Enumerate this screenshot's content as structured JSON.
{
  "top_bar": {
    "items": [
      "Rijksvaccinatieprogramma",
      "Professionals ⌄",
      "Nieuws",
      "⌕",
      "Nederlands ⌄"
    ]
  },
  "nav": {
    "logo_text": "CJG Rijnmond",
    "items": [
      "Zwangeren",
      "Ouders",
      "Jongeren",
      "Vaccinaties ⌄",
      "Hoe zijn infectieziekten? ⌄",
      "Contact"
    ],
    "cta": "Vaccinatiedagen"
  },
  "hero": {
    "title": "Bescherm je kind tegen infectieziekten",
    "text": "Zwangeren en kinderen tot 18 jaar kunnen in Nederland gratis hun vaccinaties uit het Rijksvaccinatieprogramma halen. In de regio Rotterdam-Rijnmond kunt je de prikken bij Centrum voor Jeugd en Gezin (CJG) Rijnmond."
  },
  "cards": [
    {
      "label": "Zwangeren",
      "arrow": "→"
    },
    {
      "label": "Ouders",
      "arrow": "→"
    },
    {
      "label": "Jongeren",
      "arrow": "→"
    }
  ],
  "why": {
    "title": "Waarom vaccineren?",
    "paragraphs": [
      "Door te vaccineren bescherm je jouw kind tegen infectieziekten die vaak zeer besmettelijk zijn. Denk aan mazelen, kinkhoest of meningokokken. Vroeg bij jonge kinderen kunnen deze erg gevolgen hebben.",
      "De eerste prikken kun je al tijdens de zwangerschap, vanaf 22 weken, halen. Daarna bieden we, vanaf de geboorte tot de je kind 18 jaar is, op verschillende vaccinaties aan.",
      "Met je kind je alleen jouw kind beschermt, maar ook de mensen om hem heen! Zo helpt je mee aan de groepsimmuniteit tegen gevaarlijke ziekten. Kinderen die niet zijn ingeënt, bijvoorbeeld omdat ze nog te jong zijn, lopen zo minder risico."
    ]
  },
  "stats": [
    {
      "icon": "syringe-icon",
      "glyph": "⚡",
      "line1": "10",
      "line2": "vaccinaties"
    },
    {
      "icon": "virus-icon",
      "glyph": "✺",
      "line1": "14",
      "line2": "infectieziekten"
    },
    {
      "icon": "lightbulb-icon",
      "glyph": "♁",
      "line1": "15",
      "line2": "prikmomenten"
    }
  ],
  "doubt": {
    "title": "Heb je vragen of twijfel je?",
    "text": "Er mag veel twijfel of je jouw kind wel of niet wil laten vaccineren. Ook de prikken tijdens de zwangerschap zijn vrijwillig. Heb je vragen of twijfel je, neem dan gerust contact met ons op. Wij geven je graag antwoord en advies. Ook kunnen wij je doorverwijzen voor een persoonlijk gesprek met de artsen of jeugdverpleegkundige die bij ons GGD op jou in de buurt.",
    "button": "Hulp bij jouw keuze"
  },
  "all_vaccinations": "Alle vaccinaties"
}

ACTIVITY - The answer is a single number: how many lines in the data above hold the string "Rijksvaccinatieprogramma".

COMPLETED EXERCISE - 2